------ Extract provided

Provides an abstract representation of physical location in a 3D cartesian space.

Component	Description
x, y, z	location in each dimension

type get_close_type

   private
   integer, pointer  :: loc_box(:)           ! (nloc); List of loc indices in boxes
   integer, pointer  :: count(:, :, :)       ! (nx, ny, nz); # of locs in each box
   integer, pointer  :: start(:, :, :)       ! (nx, ny, nz); Start of list of locs in this box
   real(r8)          :: bot_x, top_x         ! extents in x, y, z
   real(r8)          :: bot_y, top_y
   real(r8)          :: bot_z, top_z
   real(r8)          :: x_width, y_width, z_width    ! widths of boxes in x,y,z
   real(r8)          :: nboxes_x, nboxes_y, nboxes_z ! based on maxdist how far to search
end type get_close_type

Provides a structure for doing efficient computation of close locations.

var = get_location(loc)

real(r8), dimension(3)          :: get_location
type(location_type), intent(in) :: loc

Extracts the x, y, z locations from a location type and returns in a 3 element real array.

`get_location`	The x,y,z values
`loc`	A location type

var = set_location(x, y, z) var = set_location(lon, lat, height, radius)

------------

Set tasks:
(1) Render the sentence "Provides a structure for doing efficient computation of close locations." from the 3D location documentation in Spanish.
(2) Write what comes next in the 3D location documentation, starting right after its last line.

------ Data lines

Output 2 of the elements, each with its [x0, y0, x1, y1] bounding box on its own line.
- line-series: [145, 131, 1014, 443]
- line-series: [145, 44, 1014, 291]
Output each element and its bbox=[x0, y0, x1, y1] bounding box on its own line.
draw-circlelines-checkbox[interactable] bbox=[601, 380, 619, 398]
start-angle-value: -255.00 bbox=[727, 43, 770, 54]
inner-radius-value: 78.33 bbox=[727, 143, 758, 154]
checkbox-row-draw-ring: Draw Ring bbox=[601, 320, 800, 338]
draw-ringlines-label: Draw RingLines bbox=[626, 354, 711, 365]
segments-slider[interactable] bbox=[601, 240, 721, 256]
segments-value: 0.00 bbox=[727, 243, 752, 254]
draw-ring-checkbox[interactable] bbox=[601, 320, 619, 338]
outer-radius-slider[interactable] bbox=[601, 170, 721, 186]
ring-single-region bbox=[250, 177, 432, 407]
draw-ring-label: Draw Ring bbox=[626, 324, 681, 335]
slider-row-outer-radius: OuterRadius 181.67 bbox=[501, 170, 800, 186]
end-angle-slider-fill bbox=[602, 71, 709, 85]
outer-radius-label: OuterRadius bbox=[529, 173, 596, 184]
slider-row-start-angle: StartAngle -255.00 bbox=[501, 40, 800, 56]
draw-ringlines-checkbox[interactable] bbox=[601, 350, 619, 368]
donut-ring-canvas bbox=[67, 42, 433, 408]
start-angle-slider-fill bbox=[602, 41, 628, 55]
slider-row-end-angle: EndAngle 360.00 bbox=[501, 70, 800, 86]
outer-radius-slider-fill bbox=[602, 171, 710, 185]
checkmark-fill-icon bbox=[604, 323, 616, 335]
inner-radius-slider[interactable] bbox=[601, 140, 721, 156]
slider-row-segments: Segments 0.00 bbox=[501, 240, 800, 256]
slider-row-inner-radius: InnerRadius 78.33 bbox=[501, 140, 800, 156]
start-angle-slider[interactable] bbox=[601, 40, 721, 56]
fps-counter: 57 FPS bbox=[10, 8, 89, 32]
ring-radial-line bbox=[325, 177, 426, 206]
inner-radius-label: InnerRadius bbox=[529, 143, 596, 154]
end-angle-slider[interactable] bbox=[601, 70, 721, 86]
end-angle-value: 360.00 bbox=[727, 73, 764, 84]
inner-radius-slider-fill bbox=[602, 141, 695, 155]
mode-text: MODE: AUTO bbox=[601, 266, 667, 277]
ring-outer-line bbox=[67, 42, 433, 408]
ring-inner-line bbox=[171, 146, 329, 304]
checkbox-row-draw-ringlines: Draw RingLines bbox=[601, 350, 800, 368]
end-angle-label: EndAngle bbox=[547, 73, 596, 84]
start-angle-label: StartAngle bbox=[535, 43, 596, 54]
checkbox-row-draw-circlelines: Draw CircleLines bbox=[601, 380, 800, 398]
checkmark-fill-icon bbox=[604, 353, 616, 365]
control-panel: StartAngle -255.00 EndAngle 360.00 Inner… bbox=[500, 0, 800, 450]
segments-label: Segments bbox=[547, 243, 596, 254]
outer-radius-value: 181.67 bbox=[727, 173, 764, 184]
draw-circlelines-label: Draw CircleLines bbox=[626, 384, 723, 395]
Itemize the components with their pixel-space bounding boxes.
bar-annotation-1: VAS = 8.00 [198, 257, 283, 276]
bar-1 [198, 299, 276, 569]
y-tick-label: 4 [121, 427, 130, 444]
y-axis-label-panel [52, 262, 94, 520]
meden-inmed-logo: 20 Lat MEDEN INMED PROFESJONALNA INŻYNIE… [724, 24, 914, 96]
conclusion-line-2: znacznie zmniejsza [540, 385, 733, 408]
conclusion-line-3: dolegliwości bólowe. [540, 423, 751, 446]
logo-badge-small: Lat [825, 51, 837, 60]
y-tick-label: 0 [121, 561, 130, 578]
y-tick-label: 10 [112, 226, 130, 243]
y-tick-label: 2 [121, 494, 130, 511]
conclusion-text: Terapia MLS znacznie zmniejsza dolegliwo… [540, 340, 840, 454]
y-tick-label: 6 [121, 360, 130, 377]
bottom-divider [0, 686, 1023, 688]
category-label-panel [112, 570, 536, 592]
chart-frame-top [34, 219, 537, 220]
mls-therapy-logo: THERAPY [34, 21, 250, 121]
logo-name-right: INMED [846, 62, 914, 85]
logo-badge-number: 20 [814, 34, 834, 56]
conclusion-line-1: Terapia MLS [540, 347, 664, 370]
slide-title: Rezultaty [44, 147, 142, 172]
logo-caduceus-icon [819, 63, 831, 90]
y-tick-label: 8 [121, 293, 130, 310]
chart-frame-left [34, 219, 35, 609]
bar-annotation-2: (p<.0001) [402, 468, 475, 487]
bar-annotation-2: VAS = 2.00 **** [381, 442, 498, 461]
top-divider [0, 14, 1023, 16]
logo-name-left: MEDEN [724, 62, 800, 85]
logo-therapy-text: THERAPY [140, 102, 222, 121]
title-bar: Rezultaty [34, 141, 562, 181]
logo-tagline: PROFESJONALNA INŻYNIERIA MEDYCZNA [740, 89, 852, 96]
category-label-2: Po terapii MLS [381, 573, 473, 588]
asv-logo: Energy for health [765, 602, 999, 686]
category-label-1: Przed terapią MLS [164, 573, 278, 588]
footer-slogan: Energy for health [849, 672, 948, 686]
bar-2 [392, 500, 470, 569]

------------

Exercise responses:
(1) Proporciona una estructura para calcular de forma eficiente las ubicaciones cercanas.

(2)
type(location_type) :: set_location
real(r8), intent(in)    :: x
real(r8), intent(in)    :: y
real(r8), intent(in)    :: z

or

type(location_type) :: set_location
real(r8), intent(in)    :: lon
real(r8), intent(in)    :: lat
real(r8), intent(in)    :: height
real(r8), intent(in)    :: radius

Returns a location type with the input [x,y,z] or allows the input to be specified as locations on the surface of a sphere with a specified radius and height above the surface.

`set_location`	A location type
`x, y, z`	Coordinates along each axis
`lon, lat`	Longitude, Latitude in degrees
`height`	Vertical location in same units as radius (e.g. meters)
`radius`	The radius of the sphere in same units as height (e.g. meters)

call write_location(locfile, loc [, fform, charstring])

integer,               intent(in)       ::  locfile
type(location_type),   intent(in)       ::  loc
character(len=*), optional, intent(in)  ::  fform
character(len=*), optional, intent(out) ::  charstring

Given an integer IO channel of an open file and a location, writes the location to this file. The fform argument controls whether write is “FORMATTED” or “UNFORMATTED” with default being formatted. If the final charstring argument is specified, the formatted location information is written to the character string only, and the locfile argument is ignored.

`locfile`	the unit number of an open file.
`loc`	location type to be written.
fform	Format specifier (“FORMATTED” or “UNFORMATTED”). Default is “FORMATTED” if not specified.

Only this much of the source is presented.